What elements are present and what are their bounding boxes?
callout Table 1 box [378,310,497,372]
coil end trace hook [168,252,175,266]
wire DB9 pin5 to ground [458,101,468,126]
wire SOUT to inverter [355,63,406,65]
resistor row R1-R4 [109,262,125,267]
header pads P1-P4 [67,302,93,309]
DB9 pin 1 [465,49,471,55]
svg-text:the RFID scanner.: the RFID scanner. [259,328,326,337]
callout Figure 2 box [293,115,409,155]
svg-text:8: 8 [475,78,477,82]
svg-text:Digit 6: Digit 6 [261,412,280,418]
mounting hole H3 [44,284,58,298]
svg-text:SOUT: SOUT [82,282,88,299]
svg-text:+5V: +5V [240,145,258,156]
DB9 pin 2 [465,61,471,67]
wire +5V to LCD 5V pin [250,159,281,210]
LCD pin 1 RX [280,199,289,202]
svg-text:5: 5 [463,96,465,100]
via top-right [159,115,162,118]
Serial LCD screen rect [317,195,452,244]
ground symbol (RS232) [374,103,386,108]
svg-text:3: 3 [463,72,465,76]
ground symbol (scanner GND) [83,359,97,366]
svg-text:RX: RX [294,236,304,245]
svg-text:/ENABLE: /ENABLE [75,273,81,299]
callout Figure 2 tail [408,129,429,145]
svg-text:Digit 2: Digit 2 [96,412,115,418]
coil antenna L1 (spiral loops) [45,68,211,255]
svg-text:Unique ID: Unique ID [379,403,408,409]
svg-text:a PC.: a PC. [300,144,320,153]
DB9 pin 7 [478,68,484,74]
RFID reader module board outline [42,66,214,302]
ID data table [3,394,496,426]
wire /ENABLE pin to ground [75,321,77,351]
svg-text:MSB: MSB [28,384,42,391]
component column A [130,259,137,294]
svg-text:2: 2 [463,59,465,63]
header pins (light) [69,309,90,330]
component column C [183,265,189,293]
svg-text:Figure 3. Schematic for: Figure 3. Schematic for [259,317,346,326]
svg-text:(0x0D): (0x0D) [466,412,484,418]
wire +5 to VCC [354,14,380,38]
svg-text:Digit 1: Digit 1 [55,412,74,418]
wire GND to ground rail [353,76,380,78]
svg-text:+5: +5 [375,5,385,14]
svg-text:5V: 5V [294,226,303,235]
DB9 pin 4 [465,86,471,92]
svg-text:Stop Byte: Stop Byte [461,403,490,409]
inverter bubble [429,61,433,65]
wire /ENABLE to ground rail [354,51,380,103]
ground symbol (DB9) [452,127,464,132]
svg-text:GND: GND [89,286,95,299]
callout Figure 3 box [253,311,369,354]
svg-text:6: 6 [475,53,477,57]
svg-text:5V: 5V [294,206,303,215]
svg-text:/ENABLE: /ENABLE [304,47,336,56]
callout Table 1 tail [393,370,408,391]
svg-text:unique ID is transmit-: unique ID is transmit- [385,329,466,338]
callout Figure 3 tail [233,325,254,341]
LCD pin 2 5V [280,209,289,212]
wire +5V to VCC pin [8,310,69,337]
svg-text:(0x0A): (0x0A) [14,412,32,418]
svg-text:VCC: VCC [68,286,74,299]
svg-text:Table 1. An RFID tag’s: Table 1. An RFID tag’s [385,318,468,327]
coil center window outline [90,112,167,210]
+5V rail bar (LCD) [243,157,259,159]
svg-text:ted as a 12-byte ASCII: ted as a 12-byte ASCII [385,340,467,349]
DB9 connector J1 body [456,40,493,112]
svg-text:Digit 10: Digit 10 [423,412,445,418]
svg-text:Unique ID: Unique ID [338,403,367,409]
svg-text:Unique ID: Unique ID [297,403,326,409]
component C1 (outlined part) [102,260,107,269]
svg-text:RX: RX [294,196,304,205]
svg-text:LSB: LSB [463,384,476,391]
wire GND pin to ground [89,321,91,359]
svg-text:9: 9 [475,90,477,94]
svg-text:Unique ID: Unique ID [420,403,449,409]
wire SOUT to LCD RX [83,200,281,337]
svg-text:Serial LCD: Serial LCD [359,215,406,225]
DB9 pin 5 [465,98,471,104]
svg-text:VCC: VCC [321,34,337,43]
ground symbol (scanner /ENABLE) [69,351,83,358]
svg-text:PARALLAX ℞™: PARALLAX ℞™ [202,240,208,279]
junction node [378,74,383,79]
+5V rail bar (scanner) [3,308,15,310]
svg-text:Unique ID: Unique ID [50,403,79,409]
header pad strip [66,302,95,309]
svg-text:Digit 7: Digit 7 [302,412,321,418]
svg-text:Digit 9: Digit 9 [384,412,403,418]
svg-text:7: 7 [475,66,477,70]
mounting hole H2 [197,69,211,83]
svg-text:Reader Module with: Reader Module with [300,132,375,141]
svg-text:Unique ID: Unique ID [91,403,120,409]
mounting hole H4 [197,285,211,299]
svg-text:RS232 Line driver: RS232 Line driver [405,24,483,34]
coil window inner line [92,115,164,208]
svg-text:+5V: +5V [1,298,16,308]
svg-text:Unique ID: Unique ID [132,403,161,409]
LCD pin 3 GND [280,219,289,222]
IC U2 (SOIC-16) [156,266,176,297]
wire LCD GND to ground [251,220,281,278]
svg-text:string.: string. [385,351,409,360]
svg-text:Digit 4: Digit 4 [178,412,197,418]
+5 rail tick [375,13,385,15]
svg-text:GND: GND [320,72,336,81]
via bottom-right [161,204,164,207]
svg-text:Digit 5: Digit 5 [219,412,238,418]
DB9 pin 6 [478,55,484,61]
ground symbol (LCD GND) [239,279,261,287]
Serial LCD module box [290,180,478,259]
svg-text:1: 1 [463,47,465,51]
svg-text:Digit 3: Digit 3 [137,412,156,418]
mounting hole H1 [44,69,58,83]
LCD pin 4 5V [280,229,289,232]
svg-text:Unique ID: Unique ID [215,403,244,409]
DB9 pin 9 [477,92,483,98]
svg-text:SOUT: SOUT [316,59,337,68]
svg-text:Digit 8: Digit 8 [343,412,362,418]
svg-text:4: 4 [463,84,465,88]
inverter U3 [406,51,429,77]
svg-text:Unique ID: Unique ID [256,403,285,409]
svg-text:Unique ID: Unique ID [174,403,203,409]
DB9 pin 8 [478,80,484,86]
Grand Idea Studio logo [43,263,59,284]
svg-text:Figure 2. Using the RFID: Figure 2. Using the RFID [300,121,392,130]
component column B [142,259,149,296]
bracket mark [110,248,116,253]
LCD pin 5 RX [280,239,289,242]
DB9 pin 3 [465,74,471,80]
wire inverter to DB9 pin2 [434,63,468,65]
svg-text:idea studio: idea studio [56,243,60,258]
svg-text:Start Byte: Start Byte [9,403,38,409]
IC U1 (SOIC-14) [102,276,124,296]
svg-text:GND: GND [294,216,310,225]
################
What you will do. Rewrite every line of the records above as a numbered list, leaving out any blank lines.

Final result.
1. What elements are present and what are their bounding boxes?
2. callout Table 1 box [378,310,497,372]
3. coil end trace hook [168,252,175,266]
4. wire DB9 pin5 to ground [458,101,468,126]
5. wire SOUT to inverter [355,63,406,65]
6. resistor row R1-R4 [109,262,125,267]
7. header pads P1-P4 [67,302,93,309]
8. DB9 pin 1 [465,49,471,55]
9. svg-text:the RFID scanner.: the RFID scanner. [259,328,326,337]
10. callout Figure 2 box [293,115,409,155]
11. svg-text:8: 8 [475,78,477,82]
12. svg-text:Digit 6: Digit 6 [261,412,280,418]
13. mounting hole H3 [44,284,58,298]
14. svg-text:SOUT: SOUT [82,282,88,299]
15. svg-text:+5V: +5V [240,145,258,156]
16. DB9 pin 2 [465,61,471,67]
17. wire +5V to LCD 5V pin [250,159,281,210]
18. LCD pin 1 RX [280,199,289,202]
19. svg-text:5: 5 [463,96,465,100]
20. via top-right [159,115,162,118]
21. Serial LCD screen rect [317,195,452,244]
22. ground symbol (RS232) [374,103,386,108]
23. svg-text:3: 3 [463,72,465,76]
24. ground symbol (scanner GND) [83,359,97,366]
25. svg-text:RX: RX [294,236,304,245]
26. svg-text:/ENABLE: /ENABLE [75,273,81,299]
27. callout Figure 2 tail [408,129,429,145]
28. svg-text:Digit 2: Digit 2 [96,412,115,418]
29. coil antenna L1 (spiral loops) [45,68,211,255]
30. svg-text:Unique ID: Unique ID [379,403,408,409]
31. svg-text:a PC.: a PC. [300,144,320,153]
32. DB9 pin 7 [478,68,484,74]
33. RFID reader module board outline [42,66,214,302]
34. ID data table [3,394,496,426]
35. wire /ENABLE pin to ground [75,321,77,351]
36. svg-text:MSB: MSB [28,384,42,391]
37. component column A [130,259,137,294]
38. svg-text:2: 2 [463,59,465,63]
39. header pins (light) [69,309,90,330]
40. component column C [183,265,189,293]
41. svg-text:Figure 3. Schematic for: Figure 3. Schematic for [259,317,346,326]
42. svg-text:(0x0D): (0x0D) [466,412,484,418]
43. wire +5 to VCC [354,14,380,38]
44. svg-text:Digit 1: Digit 1 [55,412,74,418]
45. wire GND to ground rail [353,76,380,78]
46. svg-text:+5: +5 [375,5,385,14]
47. svg-text:5V: 5V [294,226,303,235]
48. DB9 pin 4 [465,86,471,92]
49. svg-text:Stop Byte: Stop Byte [461,403,490,409]
50. inverter bubble [429,61,433,65]
51. wire /ENABLE to ground rail [354,51,380,103]
52. ground symbol (DB9) [452,127,464,132]
53. svg-text:GND: GND [89,286,95,299]
54. callout Figure 3 box [253,311,369,354]
55. svg-text:6: 6 [475,53,477,57]
56. svg-text:5V: 5V [294,206,303,215]
57. svg-text:/ENABLE: /ENABLE [304,47,336,56]
58. callout Table 1 tail [393,370,408,391]
59. svg-text:unique ID is transmit-: unique ID is transmit- [385,329,466,338]
60. callout Figure 3 tail [233,325,254,341]
61. LCD pin 2 5V [280,209,289,212]
62. wire +5V to VCC pin [8,310,69,337]
63. svg-text:(0x0A): (0x0A) [14,412,32,418]
64. svg-text:VCC: VCC [68,286,74,299]
65. svg-text:Table 1. An RFID tag’s: Table 1. An RFID tag’s [385,318,468,327]
66. coil center window outline [90,112,167,210]
67. +5V rail bar (LCD) [243,157,259,159]
68. svg-text:ted as a 12-byte ASCII: ted as a 12-byte ASCII [385,340,467,349]
69. DB9 connector J1 body [456,40,493,112]
70. svg-text:Digit 10: Digit 10 [423,412,445,418]
71. svg-text:Unique ID: Unique ID [338,403,367,409]
72. svg-text:Unique ID: Unique ID [297,403,326,409]
73. component C1 (outlined part) [102,260,107,269]
74. svg-text:RX: RX [294,196,304,205]
75. svg-text:LSB: LSB [463,384,476,391]
76. wire GND pin to ground [89,321,91,359]
77. svg-text:9: 9 [475,90,477,94]
78. svg-text:Unique ID: Unique ID [420,403,449,409]
79. wire SOUT to LCD RX [83,200,281,337]
80. svg-text:Serial LCD: Serial LCD [359,215,406,225]
81. DB9 pin 5 [465,98,471,104]
82. svg-text:VCC: VCC [321,34,337,43]
83. ground symbol (scanner /ENABLE) [69,351,83,358]
84. svg-text:PARALLAX ℞™: PARALLAX ℞™ [202,240,208,279]
85. junction node [378,74,383,79]
86. +5V rail bar (scanner) [3,308,15,310]
87. svg-text:Unique ID: Unique ID [50,403,79,409]
88. header pad strip [66,302,95,309]
89. svg-text:Digit 7: Digit 7 [302,412,321,418]
90. svg-text:Digit 9: Digit 9 [384,412,403,418]
91. svg-text:7: 7 [475,66,477,70]
92. mounting hole H2 [197,69,211,83]
93. svg-text:Reader Module with: Reader Module with [300,132,375,141]
94. svg-text:Unique ID: Unique ID [91,403,120,409]
95. mounting hole H4 [197,285,211,299]
96. svg-text:RS232 Line driver: RS232 Line driver [405,24,483,34]
97. coil window inner line [92,115,164,208]
98. svg-text:+5V: +5V [1,298,16,308]
99. svg-text:Unique ID: Unique ID [132,403,161,409]
100. LCD pin 3 GND [280,219,289,222]
101. IC U2 (SOIC-16) [156,266,176,297]
102. wire LCD GND to ground [251,220,281,278]
103. svg-text:string.: string. [385,351,409,360]
104. svg-text:Digit 4: Digit 4 [178,412,197,418]
105. +5 rail tick [375,13,385,15]
106. svg-text:GND: GND [320,72,336,81]
107. via bottom-right [161,204,164,207]
108. svg-text:Digit 5: Digit 5 [219,412,238,418]
109. DB9 pin 6 [478,55,484,61]
110. ground symbol (LCD GND) [239,279,261,287]
111. Serial LCD module box [290,180,478,259]
112. svg-text:1: 1 [463,47,465,51]
113. svg-text:Digit 3: Digit 3 [137,412,156,418]
114. mounting hole H1 [44,69,58,83]
115. LCD pin 4 5V [280,229,289,232]
116. svg-text:Unique ID: Unique ID [215,403,244,409]
117. DB9 pin 9 [477,92,483,98]
118. svg-text:SOUT: SOUT [316,59,337,68]
119. svg-text:Digit 8: Digit 8 [343,412,362,418]
120. svg-text:4: 4 [463,84,465,88]
121. inverter U3 [406,51,429,77]
122. svg-text:Unique ID: Unique ID [256,403,285,409]
123. svg-text:Unique ID: Unique ID [174,403,203,409]
124. DB9 pin 8 [478,80,484,86]
125. Grand Idea Studio logo [43,263,59,284]
126. svg-text:Figure 2. Using the RFID: Figure 2. Using the RFID [300,121,392,130]
127. component column B [142,259,149,296]
128. bracket mark [110,248,116,253]
129. LCD pin 5 RX [280,239,289,242]
130. DB9 pin 3 [465,74,471,80]
131. wire inverter to DB9 pin2 [434,63,468,65]
132. svg-text:idea studio: idea studio [56,243,60,258]
133. svg-text:Start Byte: Start Byte [9,403,38,409]
134. IC U1 (SOIC-14) [102,276,124,296]
135. svg-text:GND: GND [294,216,310,225]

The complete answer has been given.